So, while the added low-rpm torque and extra grunt overall is very much appreciated, the real win here is the longer rev range, we’d argue. In our short test drive of the Skyactiv-D mule, we quickly saw that the motor offered enough flat-out acceleration to compete with most of the mainstream V-6-powered sedans that we’ve driven. The biturbo setup really killed any feeling of lag down in the low revs, while mid-range thrust was hilariously strong.

Better still, the car actually sounded like a bit of a performance machine. We did notice the typical diesel-clatter from low speeds (though much of this may be tuned out when the cars are in production trim), but under a full boot of throttle the tailpipe let out a strong, loudish, rising exhaust note. We were equal parts stunned and thrilled when we first heard it, and the booming voice definitely kept us gunning the Skyactiv-D throughout our test drive.


Moving in exactly the opposite direction of its diesel engine, Mazda’s spark-ignited Skyactiv-G sports the highest compression ratio of any current production engine: 14:1 for most of the world, but 13:1 for North America because of our predilection for low-octane gasoline.

Even 13:1 ain’t bad folks. For reference, consider that a Ferrari 458 Italia makes due with a 12.5:1 compression ratio, Hyundai’s new GDI 5.0-liter V-8 with 11.5:1, and a Honda Si’s 2.4-liter four with only 11:1.

Freshmen engineering students know that for every point increase in compression, power goes up by approximately three-percent. Mazda is using this power gain to enable modest displacement downsizing.

Compared to the current Mazda 2.0-liter gas engine, the new Skyactiv-G nets a 15-percent improvement in torque and a 15-percent increase in fuel economy. This puts the new G on par with the consumption of some 2.2-liter diesel engines.

The changes made to accommodate the higher compression ratio aren't as foundational as the diesel, but they are significant. For example, the 4-2-1 exhaust system enables more effective scavenging. The snaking, long-tube header type system places the catalyst a good distance from the exhaust ports.

Direct injection is critical to high-compression operation, too. Solenoid-type injectors with six holes per nozzle help carry out a stratified charge strategy. The injectors are capable of two independent fuel dispersals per stroke. The piston cavity additionally helps with smooth initial flame growth that helps prevent knocking.

To reduce cooling losses, the Skyactiv-G uses a small 83.5-millimeter bore compared to the current 2.0-liter's 87.5mm. Thermal efficiency jumped dramatically. The change also helped the Mazda team use pistons that were 20 percent lighter, 15 percent lighter connecting rods, and crankshaft journals that were 6-8 percent narrower. Internal friction also dropped 30 percent.

Variable valve timing also factors into the net efficiency gains. New electric camshaft phasers perform standard valve timing adjustments and also enable the Skyactiv-G to run in the efficient Miller Cycle in low-load situations.

For the sake of comparison with our 2.0-liter Skyactiv-G-equipped mule, Mazda brought along a current North American-spec Mazda6 with a 2.5-liter four.
====
Things to do -
(A) According to the Mazda engine article, what compression ratio does the Skyactiv-G use in North America?
(B) Using the Mazda engine article, explain why the Skyactiv-G was given a smaller bore than the current 2.0-liter engine.
The material that comes after this point is separate from the Mazda engine article.

Data block -
====
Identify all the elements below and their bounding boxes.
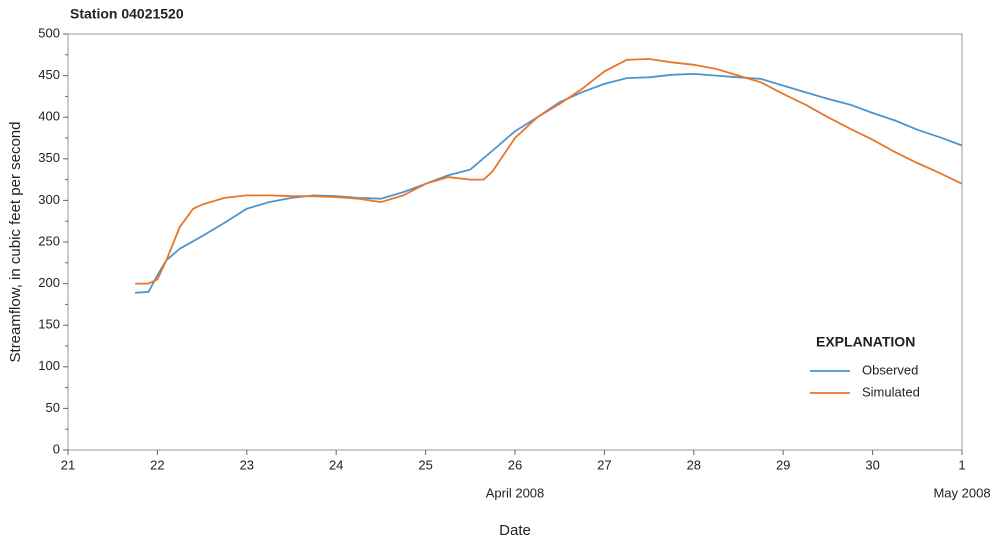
====
Solutions for each task -
(A) 13:1

(B) The Skyactiv-G uses an 83.5-millimeter bore instead of the current 2.0-liter's 87.5mm to reduce cooling losses. The result was a dramatic jump in thermal efficiency.